**Problem description:**
In the copy, keep every record exact and leave out all images.

**Material for the task:**
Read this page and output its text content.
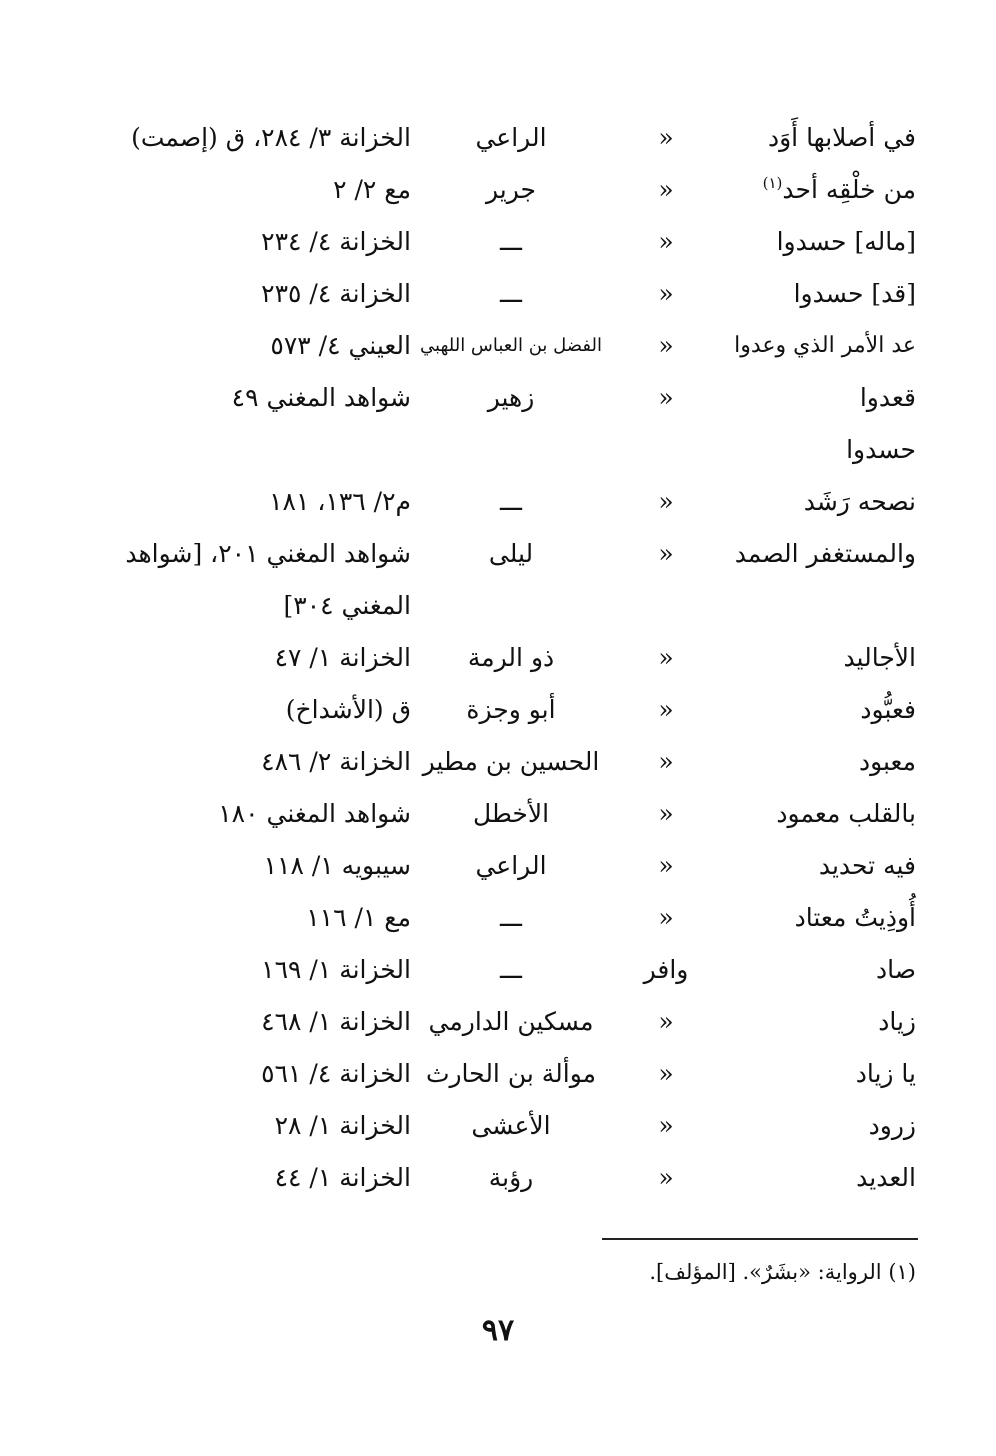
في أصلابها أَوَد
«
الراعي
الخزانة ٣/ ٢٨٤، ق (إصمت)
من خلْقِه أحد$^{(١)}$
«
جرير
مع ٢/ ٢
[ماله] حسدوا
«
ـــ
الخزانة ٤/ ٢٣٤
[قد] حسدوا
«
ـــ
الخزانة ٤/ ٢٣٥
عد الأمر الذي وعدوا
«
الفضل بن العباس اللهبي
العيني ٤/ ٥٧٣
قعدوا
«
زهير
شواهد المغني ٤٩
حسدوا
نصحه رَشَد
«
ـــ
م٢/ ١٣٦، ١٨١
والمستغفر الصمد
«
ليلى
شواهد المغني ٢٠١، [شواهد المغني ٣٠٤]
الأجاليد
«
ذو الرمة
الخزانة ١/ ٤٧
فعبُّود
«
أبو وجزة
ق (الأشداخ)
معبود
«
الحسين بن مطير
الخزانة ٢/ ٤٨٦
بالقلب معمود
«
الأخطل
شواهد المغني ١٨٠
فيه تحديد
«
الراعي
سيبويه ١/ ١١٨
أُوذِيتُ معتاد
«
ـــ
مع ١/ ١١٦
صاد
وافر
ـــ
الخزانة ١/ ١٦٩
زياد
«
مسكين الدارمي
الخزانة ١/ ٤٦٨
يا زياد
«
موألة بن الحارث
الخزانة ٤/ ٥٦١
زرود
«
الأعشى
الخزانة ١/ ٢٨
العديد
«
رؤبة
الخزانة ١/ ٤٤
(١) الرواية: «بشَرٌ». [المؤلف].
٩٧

**Full output:**
Read this page and output its text content.
في أصلابها أَوَد
«
الراعي
الخزانة ٣/ ٢٨٤، ق (إصمت)
من خلْقِه أحد$^{(١)}$
«
جرير
مع ٢/ ٢
[ماله] حسدوا
«
ـــ
الخزانة ٤/ ٢٣٤
[قد] حسدوا
«
ـــ
الخزانة ٤/ ٢٣٥
عد الأمر الذي وعدوا
«
الفضل بن العباس اللهبي
العيني ٤/ ٥٧٣
قعدوا
«
زهير
شواهد المغني ٤٩
حسدوا
نصحه رَشَد
«
ـــ
م٢/ ١٣٦، ١٨١
والمستغفر الصمد
«
ليلى
شواهد المغني ٢٠١، [شواهد المغني ٣٠٤]
الأجاليد
«
ذو الرمة
الخزانة ١/ ٤٧
فعبُّود
«
أبو وجزة
ق (الأشداخ)
معبود
«
الحسين بن مطير
الخزانة ٢/ ٤٨٦
بالقلب معمود
«
الأخطل
شواهد المغني ١٨٠
فيه تحديد
«
الراعي
سيبويه ١/ ١١٨
أُوذِيتُ معتاد
«
ـــ
مع ١/ ١١٦
صاد
وافر
ـــ
الخزانة ١/ ١٦٩
زياد
«
مسكين الدارمي
الخزانة ١/ ٤٦٨
يا زياد
«
موألة بن الحارث
الخزانة ٤/ ٥٦١
زرود
«
الأعشى
الخزانة ١/ ٢٨
العديد
«
رؤبة
الخزانة ١/ ٤٤
(١) الرواية: «بشَرٌ». [المؤلف].
٩٧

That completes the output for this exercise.